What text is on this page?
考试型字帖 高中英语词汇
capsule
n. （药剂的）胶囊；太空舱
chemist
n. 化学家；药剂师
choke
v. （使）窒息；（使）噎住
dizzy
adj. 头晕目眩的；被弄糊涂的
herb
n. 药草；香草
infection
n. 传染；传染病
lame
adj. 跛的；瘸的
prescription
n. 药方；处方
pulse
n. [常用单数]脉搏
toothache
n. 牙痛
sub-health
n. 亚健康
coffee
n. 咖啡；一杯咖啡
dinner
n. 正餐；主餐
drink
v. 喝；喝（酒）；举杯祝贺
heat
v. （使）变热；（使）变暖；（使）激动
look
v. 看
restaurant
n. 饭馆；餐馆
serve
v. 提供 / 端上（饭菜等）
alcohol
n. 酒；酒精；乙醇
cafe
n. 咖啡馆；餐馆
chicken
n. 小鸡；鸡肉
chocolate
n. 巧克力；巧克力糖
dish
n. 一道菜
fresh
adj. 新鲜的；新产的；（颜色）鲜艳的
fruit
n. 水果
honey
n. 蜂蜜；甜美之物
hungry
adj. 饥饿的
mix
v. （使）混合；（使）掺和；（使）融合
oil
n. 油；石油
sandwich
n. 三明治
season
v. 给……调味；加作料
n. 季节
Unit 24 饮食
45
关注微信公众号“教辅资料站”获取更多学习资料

▬▬▬

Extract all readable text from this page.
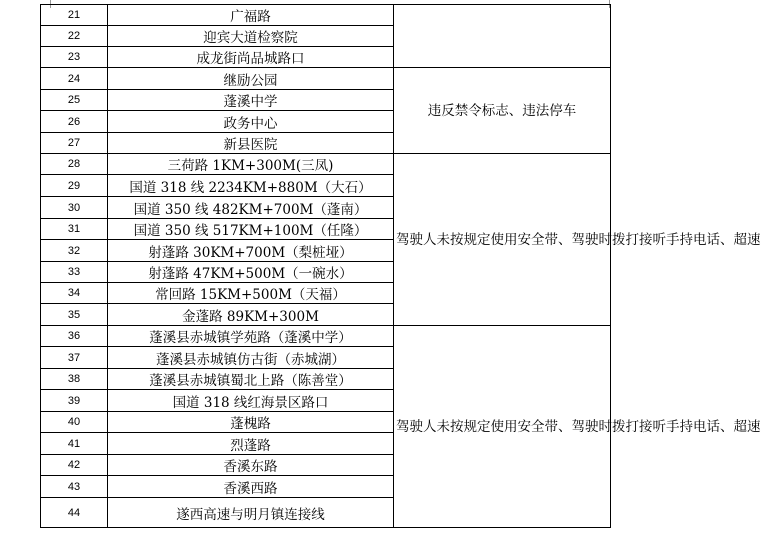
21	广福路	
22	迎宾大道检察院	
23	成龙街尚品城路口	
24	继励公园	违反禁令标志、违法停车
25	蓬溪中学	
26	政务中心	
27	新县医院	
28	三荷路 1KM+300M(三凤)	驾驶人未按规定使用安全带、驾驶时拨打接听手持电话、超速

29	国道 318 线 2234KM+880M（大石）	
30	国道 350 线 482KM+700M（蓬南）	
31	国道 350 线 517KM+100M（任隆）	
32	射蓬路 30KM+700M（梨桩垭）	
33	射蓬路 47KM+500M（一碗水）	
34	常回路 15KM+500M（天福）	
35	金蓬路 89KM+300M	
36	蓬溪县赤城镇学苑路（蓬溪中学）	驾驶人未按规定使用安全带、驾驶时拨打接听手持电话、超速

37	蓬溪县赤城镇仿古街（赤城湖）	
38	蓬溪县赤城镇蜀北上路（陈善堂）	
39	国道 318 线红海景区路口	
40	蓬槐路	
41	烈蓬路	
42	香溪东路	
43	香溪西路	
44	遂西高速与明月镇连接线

▬▬▬

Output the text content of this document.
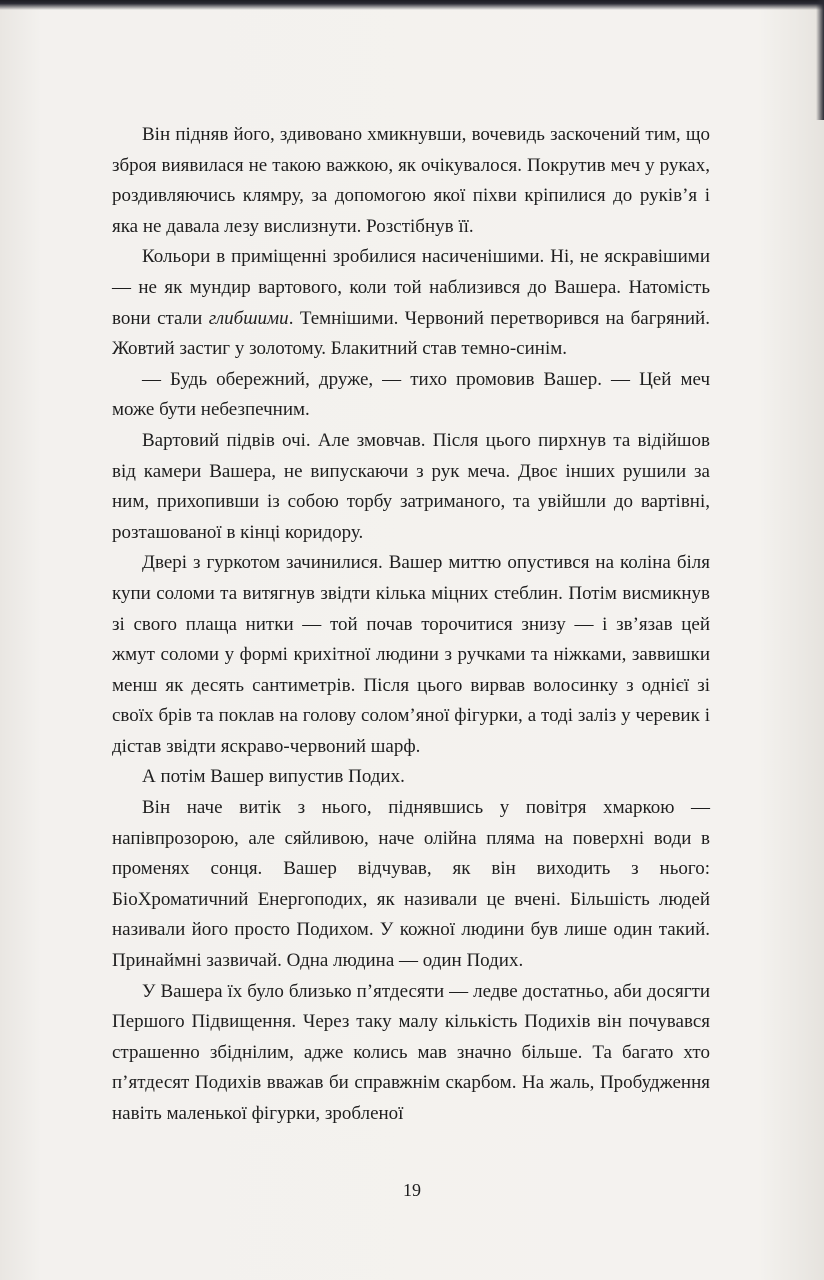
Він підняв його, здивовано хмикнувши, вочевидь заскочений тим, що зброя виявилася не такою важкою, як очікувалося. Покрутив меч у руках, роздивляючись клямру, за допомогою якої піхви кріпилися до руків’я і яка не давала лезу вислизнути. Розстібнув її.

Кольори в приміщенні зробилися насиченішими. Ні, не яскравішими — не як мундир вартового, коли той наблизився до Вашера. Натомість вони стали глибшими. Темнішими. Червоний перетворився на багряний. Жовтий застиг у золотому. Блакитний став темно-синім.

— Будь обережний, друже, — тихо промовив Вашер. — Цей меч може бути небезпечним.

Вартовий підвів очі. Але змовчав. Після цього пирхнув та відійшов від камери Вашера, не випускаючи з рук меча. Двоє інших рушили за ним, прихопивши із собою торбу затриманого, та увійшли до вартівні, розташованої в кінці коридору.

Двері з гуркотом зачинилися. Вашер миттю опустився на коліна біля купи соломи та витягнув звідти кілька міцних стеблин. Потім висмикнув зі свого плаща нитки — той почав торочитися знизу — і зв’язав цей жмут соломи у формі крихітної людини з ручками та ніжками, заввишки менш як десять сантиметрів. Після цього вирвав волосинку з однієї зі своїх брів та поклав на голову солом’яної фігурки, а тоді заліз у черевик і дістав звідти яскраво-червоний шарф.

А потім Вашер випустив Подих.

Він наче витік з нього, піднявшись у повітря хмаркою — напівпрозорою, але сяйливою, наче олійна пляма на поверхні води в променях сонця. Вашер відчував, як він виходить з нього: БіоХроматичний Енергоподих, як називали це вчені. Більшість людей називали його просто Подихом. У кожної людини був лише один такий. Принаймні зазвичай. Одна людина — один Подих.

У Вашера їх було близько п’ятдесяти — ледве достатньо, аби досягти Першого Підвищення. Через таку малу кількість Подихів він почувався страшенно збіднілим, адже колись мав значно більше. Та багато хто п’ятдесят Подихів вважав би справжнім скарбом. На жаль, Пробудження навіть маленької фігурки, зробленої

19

▬▬▬

> **Stated problem**
Looking at the records above, tally the lines holding "Після" and reply with that number only.

> **Answer to this exercise**
2